Problem: Find every line of the listing below where "mensual" appears, and copy it.

Extracted entries:
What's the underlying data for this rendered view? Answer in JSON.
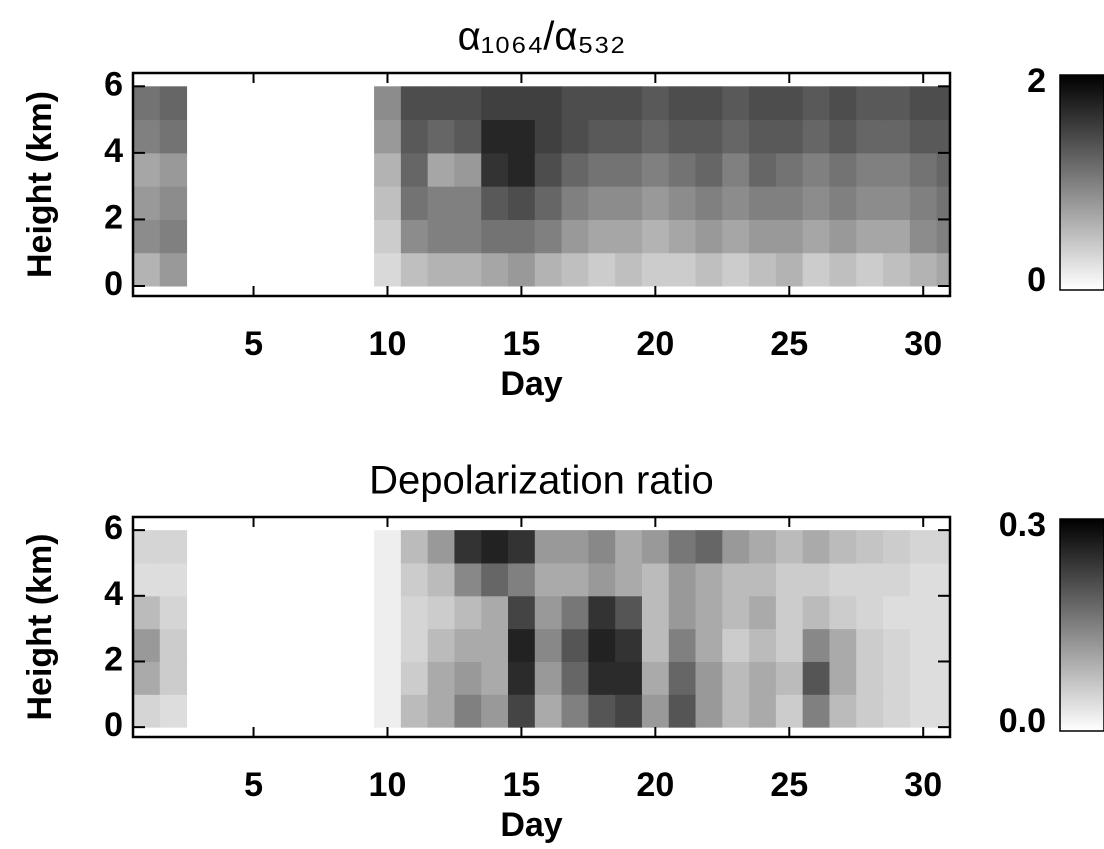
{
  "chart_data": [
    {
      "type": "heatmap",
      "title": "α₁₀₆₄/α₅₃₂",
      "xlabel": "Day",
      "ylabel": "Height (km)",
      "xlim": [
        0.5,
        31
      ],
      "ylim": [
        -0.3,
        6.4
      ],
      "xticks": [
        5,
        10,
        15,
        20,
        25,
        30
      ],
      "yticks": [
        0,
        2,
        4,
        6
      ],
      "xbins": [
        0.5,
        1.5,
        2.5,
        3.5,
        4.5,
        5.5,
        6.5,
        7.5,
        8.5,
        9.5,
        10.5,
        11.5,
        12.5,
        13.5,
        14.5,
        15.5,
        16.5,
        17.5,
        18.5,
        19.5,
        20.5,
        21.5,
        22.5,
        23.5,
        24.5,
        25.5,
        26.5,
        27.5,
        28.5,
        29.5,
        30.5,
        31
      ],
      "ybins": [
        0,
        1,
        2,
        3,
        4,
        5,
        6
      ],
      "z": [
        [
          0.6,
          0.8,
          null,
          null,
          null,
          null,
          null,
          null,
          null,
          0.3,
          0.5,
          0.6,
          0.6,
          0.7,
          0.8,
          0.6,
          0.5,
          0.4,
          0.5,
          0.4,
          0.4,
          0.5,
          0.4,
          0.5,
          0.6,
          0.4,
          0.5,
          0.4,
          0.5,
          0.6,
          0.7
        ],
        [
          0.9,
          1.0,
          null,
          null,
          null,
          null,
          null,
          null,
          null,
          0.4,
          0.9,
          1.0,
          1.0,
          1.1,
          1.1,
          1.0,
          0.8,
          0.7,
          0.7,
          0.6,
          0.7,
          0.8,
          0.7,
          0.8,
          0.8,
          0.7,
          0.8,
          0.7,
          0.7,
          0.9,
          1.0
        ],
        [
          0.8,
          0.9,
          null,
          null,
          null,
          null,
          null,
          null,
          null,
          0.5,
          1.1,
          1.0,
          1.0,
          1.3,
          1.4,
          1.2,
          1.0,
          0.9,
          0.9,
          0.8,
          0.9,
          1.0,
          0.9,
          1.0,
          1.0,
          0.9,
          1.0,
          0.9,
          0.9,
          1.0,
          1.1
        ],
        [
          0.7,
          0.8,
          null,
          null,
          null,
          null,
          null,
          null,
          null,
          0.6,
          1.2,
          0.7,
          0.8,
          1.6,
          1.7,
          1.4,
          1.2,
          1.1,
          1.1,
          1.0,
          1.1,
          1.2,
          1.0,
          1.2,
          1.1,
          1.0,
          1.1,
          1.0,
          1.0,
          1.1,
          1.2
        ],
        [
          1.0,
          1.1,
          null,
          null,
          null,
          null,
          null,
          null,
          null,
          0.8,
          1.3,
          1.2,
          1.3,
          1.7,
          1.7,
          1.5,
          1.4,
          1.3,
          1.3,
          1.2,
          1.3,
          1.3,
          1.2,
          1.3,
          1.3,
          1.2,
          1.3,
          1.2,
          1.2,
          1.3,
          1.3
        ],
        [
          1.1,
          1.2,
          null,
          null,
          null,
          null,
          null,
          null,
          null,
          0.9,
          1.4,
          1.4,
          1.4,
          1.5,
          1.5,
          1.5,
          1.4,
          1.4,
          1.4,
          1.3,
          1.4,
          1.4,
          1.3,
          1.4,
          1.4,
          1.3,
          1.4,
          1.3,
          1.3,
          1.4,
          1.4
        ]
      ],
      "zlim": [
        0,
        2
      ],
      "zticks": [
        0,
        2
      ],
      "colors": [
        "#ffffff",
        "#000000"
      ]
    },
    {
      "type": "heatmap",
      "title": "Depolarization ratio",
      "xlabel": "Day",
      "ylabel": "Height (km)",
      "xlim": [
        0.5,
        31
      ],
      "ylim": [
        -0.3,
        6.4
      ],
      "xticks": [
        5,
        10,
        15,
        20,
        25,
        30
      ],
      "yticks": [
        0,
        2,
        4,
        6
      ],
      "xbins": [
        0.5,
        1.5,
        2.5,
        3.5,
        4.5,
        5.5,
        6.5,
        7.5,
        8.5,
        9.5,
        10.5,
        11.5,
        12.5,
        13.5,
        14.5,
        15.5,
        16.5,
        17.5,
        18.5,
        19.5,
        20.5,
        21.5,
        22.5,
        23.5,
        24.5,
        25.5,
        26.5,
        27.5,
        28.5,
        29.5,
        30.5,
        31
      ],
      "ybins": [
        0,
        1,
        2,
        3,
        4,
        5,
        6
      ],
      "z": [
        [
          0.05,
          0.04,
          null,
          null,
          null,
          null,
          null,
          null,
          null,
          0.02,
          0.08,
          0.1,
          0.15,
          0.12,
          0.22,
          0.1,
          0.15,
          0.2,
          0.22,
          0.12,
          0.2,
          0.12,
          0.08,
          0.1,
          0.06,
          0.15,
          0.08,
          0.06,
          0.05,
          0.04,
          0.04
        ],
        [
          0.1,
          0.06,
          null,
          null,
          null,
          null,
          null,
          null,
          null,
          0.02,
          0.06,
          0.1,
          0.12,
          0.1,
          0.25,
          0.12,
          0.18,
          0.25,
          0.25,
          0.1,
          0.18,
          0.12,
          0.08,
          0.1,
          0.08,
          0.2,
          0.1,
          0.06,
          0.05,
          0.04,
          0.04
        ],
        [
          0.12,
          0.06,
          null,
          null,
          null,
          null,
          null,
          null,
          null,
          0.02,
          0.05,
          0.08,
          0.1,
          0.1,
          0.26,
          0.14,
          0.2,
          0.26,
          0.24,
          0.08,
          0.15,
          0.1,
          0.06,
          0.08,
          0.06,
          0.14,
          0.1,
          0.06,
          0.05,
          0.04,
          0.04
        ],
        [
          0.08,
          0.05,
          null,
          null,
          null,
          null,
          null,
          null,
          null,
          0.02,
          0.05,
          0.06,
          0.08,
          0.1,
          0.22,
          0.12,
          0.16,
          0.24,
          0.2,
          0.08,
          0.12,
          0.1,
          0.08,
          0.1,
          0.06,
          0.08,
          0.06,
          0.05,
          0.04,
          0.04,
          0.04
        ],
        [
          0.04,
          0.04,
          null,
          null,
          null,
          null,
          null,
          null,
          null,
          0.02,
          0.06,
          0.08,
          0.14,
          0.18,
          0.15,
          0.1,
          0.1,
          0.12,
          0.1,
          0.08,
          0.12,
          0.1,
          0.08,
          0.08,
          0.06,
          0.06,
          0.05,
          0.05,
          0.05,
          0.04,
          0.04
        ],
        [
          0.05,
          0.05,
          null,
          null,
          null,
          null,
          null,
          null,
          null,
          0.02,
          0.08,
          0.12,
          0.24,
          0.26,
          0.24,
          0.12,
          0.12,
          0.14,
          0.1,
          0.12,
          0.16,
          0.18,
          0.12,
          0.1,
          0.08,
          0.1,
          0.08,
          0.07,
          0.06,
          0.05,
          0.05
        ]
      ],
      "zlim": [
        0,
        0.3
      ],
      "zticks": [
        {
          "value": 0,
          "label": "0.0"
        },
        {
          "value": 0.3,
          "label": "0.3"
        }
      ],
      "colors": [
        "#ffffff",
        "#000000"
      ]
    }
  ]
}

...

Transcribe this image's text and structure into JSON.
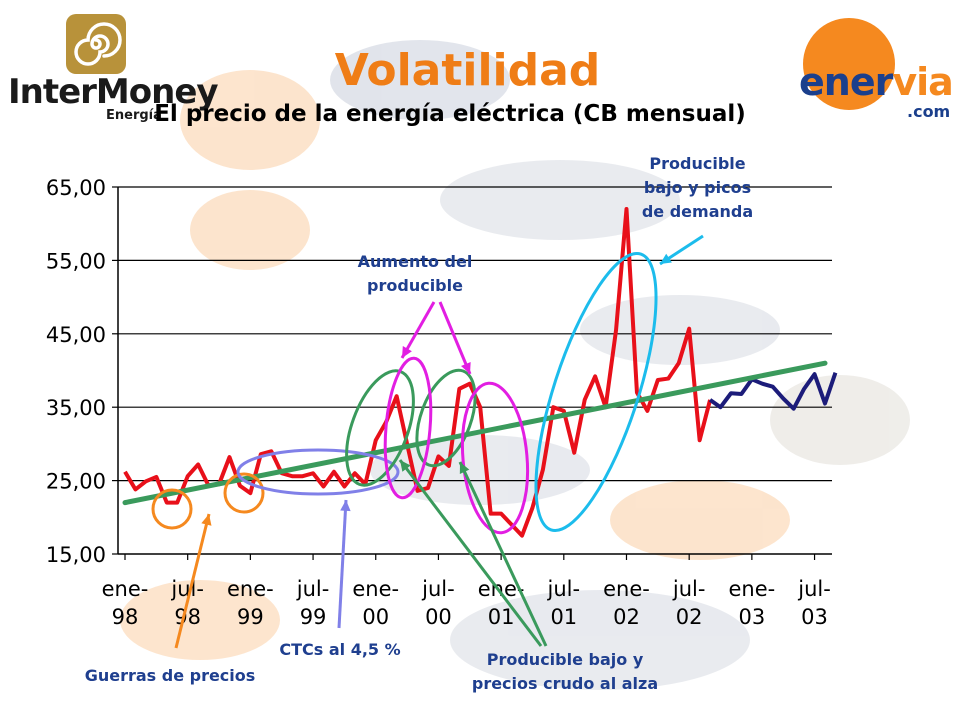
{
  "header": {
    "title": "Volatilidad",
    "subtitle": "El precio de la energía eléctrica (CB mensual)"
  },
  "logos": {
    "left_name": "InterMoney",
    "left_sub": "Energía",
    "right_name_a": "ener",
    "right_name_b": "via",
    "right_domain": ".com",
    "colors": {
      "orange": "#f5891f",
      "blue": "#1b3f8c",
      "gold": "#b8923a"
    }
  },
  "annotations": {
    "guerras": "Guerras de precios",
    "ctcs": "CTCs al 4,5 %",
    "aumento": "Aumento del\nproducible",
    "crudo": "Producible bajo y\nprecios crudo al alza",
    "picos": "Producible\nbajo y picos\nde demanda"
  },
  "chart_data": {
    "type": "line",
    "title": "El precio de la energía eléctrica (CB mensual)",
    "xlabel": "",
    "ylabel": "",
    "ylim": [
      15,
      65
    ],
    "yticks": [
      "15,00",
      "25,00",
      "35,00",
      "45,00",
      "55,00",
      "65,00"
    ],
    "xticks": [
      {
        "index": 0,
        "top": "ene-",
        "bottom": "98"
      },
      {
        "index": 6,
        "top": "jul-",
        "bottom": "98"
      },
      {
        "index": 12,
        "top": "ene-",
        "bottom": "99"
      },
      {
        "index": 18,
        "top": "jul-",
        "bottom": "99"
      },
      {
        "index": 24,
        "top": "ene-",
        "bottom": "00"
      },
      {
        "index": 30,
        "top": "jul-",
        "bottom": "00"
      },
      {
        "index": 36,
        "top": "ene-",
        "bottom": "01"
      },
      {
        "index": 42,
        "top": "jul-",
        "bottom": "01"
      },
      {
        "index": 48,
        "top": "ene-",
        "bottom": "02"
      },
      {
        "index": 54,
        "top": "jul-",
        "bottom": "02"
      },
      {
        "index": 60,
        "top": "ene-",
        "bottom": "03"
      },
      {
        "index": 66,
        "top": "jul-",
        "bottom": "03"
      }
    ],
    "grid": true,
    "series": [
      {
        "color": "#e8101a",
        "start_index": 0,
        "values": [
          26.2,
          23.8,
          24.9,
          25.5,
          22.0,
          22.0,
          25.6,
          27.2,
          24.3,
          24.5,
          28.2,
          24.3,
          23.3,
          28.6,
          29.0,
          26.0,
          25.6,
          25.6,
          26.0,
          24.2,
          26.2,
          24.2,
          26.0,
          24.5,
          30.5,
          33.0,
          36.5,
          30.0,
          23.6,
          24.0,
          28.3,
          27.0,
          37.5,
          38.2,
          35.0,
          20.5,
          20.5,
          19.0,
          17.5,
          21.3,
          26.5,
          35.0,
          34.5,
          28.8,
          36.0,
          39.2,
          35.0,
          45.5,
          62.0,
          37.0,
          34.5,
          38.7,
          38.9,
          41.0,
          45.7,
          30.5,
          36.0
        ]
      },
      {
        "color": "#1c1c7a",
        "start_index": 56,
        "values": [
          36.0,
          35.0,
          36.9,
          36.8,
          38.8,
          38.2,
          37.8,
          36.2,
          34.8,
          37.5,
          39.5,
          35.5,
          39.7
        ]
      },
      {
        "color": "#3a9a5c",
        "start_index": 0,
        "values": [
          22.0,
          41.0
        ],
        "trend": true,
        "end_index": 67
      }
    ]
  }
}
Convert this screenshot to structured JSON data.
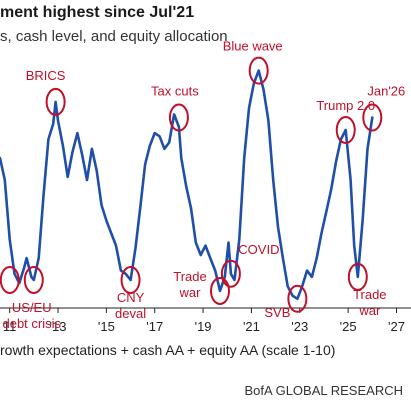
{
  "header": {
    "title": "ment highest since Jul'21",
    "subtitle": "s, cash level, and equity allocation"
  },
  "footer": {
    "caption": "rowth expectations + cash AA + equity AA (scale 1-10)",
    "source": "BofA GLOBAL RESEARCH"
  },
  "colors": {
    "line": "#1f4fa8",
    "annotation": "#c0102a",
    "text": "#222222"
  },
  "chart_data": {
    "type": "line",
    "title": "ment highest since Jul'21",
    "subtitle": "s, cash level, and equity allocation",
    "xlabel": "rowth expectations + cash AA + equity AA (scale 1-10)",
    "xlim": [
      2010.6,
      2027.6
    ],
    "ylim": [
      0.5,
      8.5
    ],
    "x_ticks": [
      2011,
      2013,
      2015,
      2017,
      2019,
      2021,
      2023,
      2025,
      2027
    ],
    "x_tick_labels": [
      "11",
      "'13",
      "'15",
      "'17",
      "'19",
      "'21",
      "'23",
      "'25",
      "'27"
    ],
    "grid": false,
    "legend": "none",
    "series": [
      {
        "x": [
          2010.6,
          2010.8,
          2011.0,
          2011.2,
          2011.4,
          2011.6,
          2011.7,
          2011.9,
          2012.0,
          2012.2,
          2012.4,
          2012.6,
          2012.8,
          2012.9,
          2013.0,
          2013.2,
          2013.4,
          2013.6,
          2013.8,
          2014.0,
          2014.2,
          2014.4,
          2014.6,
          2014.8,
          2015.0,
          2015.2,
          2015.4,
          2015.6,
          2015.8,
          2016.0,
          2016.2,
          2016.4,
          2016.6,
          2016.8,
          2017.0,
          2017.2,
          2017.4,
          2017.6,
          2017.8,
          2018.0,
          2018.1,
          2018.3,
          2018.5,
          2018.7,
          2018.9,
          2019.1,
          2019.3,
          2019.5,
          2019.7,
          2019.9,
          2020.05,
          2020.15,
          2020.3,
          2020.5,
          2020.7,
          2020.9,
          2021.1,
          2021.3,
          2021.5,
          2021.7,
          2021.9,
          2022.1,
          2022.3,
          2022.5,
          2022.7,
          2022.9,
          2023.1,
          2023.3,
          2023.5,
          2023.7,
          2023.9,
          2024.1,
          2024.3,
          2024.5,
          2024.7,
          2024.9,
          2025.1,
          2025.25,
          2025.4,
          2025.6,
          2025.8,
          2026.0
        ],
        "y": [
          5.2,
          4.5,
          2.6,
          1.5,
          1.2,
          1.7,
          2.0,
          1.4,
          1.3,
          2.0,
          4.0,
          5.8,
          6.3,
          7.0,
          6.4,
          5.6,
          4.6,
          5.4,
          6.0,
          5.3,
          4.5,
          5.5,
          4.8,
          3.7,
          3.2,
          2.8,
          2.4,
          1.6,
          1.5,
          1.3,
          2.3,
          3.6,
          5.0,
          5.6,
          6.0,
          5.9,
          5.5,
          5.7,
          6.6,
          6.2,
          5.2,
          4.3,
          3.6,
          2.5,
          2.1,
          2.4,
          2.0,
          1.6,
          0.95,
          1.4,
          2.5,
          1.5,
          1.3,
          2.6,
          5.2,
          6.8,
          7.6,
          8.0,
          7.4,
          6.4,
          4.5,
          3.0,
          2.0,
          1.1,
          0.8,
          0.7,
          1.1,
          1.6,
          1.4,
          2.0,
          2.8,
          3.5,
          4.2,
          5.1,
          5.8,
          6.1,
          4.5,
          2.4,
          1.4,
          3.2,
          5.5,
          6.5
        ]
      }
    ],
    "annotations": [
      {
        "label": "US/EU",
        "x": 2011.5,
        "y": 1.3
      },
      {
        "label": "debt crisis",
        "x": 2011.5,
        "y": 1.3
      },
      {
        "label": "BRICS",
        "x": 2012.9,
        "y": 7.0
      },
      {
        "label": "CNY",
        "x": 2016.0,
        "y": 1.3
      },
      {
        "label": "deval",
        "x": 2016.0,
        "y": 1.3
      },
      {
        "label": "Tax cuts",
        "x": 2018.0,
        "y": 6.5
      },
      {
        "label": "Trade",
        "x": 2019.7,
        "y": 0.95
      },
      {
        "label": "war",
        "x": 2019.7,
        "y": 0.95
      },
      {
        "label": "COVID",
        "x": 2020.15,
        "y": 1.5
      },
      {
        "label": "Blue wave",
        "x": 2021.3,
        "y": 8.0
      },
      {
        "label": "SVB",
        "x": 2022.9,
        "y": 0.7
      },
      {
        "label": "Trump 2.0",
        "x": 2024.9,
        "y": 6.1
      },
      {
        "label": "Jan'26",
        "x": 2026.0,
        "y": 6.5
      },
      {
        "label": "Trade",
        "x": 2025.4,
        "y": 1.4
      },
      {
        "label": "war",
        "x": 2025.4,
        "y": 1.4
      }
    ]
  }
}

---

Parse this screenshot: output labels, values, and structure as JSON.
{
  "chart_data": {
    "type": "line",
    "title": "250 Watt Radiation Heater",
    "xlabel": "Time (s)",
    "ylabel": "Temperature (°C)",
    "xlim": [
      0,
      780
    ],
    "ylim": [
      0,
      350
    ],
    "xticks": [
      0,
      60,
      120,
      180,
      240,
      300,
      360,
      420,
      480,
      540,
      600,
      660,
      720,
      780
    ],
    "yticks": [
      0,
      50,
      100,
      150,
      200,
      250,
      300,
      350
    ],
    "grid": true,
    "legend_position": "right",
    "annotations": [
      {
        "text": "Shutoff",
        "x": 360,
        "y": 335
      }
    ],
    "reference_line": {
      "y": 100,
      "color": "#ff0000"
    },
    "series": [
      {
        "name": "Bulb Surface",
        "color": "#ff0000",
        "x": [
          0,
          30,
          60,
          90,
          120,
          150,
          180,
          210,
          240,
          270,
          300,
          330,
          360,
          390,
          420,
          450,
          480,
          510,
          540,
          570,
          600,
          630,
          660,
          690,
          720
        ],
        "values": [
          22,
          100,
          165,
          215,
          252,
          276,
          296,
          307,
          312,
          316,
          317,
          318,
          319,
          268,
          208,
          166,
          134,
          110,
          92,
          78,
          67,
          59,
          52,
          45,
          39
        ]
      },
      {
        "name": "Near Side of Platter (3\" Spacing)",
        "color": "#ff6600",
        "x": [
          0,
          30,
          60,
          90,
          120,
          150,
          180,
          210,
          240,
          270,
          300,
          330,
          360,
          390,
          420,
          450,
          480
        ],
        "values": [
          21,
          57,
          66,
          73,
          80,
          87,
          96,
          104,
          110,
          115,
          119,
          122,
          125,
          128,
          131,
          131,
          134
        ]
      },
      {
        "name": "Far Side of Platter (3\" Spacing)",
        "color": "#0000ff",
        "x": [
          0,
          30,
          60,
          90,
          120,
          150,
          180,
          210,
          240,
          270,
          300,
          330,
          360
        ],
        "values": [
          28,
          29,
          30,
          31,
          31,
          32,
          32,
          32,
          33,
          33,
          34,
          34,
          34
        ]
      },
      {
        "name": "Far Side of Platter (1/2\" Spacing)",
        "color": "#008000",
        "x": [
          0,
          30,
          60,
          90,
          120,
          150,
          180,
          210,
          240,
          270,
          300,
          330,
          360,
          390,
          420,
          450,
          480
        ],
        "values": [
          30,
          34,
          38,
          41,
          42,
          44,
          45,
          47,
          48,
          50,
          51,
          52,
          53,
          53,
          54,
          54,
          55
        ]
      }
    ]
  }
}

Full output:
    "subtitle": "El precio de la energía eléctrica (CB mensual)"
    "title": "El precio de la energía eléctrica (CB mensual)",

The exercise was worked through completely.